Available data:
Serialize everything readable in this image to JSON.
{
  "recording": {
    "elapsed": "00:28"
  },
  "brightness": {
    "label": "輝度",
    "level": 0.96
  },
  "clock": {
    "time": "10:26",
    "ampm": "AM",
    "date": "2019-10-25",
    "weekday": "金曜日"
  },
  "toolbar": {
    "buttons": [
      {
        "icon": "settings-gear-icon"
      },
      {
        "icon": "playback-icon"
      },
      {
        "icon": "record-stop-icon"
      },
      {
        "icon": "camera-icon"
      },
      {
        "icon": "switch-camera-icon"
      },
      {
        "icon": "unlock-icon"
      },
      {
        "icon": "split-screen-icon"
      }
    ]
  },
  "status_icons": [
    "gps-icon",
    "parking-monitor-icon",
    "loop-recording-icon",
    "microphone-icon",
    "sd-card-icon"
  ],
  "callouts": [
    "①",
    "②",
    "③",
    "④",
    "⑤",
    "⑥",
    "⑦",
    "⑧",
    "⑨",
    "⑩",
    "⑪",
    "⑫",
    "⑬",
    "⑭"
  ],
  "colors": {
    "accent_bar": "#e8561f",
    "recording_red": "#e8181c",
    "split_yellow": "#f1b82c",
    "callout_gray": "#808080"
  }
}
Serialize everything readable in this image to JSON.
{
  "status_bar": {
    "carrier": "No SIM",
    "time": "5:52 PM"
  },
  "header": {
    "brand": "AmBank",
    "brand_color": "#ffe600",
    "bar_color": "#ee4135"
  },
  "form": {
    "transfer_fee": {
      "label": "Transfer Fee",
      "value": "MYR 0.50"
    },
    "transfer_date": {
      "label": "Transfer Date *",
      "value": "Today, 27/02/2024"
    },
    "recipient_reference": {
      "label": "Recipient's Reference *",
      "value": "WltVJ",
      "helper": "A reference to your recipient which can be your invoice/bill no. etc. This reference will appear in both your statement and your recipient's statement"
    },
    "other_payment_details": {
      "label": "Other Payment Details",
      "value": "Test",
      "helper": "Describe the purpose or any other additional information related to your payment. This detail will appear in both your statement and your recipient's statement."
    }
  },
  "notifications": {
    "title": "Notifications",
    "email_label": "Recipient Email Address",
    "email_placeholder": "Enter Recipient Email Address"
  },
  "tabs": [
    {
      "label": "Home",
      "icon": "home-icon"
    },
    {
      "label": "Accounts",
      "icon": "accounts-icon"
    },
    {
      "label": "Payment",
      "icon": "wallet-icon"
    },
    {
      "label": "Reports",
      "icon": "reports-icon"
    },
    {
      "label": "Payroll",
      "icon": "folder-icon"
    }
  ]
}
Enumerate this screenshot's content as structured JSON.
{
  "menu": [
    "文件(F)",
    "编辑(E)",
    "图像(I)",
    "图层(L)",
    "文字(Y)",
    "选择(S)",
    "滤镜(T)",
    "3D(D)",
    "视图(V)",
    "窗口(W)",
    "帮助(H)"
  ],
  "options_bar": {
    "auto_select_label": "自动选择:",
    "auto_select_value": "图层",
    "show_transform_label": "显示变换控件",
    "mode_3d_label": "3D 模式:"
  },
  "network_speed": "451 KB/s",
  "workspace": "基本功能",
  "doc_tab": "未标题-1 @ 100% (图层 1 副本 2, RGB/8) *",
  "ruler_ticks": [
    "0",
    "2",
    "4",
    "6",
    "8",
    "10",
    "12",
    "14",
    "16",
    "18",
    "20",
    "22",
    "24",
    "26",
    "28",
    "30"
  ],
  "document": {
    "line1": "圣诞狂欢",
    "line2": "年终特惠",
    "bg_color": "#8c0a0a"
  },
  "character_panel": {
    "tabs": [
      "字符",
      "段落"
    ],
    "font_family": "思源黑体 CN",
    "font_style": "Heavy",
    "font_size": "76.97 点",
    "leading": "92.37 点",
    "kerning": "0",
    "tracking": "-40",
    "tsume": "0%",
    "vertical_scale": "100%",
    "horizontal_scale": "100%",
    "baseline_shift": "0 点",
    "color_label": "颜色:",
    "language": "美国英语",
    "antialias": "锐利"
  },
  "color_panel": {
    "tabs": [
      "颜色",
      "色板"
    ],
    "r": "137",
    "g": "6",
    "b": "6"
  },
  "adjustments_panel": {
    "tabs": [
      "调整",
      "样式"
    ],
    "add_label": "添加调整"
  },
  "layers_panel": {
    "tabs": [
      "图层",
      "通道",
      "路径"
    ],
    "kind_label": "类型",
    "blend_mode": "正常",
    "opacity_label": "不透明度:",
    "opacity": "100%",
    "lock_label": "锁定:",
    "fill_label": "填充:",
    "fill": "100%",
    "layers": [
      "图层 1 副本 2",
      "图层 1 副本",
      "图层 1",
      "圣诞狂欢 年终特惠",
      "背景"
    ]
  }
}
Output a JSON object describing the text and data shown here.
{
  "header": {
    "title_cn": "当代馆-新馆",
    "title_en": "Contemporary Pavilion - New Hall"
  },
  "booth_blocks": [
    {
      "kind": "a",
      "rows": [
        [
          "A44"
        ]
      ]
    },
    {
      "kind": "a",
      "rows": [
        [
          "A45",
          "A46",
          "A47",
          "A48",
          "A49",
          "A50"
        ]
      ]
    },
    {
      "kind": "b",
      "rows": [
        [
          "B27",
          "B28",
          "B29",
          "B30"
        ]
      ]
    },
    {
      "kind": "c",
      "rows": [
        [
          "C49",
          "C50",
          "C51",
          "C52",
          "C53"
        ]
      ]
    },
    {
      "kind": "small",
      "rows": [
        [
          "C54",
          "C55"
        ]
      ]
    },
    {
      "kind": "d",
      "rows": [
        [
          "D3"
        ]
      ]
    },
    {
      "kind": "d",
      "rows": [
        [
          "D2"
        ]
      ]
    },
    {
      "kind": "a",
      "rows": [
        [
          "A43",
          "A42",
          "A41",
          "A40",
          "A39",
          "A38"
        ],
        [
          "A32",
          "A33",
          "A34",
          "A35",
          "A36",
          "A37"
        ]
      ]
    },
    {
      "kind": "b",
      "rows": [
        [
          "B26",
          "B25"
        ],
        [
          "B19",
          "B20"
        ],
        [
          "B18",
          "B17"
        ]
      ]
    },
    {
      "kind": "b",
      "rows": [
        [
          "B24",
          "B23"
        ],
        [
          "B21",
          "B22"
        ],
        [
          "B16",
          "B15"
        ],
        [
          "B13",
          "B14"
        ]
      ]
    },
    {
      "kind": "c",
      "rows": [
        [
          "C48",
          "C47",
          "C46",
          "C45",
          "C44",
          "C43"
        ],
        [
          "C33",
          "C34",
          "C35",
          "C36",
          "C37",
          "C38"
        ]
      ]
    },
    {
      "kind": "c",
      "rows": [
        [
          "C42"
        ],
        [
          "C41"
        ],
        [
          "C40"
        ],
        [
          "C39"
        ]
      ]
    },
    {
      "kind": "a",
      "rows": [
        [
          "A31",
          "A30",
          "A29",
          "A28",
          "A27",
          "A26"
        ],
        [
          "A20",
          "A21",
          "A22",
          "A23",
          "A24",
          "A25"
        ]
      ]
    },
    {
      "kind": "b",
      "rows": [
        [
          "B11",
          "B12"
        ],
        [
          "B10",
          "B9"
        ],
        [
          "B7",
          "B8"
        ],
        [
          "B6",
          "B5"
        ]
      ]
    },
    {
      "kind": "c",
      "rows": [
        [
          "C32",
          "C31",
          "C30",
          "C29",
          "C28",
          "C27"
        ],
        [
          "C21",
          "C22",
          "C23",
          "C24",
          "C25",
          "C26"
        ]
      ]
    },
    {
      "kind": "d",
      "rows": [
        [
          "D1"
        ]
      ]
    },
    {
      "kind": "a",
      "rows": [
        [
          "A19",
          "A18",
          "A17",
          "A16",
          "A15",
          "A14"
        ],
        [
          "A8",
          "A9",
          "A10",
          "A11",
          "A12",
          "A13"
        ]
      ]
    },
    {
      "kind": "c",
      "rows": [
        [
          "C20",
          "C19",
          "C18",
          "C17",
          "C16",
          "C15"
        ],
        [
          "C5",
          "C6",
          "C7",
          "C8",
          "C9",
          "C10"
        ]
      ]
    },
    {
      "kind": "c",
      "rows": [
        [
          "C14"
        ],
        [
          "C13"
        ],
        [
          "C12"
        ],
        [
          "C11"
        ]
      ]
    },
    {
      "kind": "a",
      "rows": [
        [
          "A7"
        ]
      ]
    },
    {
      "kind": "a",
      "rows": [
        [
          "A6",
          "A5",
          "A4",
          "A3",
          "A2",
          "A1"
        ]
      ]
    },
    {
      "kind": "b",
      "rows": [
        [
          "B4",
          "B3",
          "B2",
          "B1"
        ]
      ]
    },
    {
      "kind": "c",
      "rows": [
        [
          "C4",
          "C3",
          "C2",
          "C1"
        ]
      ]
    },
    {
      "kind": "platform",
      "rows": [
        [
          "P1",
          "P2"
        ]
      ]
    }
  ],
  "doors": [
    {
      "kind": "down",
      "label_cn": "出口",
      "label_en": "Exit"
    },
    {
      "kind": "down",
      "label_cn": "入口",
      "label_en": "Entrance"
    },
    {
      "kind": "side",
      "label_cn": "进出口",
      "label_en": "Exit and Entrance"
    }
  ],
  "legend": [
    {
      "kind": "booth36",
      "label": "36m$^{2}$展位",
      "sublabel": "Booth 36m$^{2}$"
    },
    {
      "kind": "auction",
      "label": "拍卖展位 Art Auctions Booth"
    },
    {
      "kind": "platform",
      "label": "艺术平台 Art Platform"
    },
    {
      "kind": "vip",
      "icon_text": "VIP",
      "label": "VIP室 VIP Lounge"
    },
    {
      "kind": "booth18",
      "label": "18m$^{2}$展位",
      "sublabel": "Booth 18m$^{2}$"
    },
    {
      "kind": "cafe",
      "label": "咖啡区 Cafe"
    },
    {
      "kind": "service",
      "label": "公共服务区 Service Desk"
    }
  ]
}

Do this:
Scan the listing above for the word "Entrance" and copy every line that holds it.

Solution to this problem:
      "label_en": "Entrance"
      "label_en": "Exit and Entrance"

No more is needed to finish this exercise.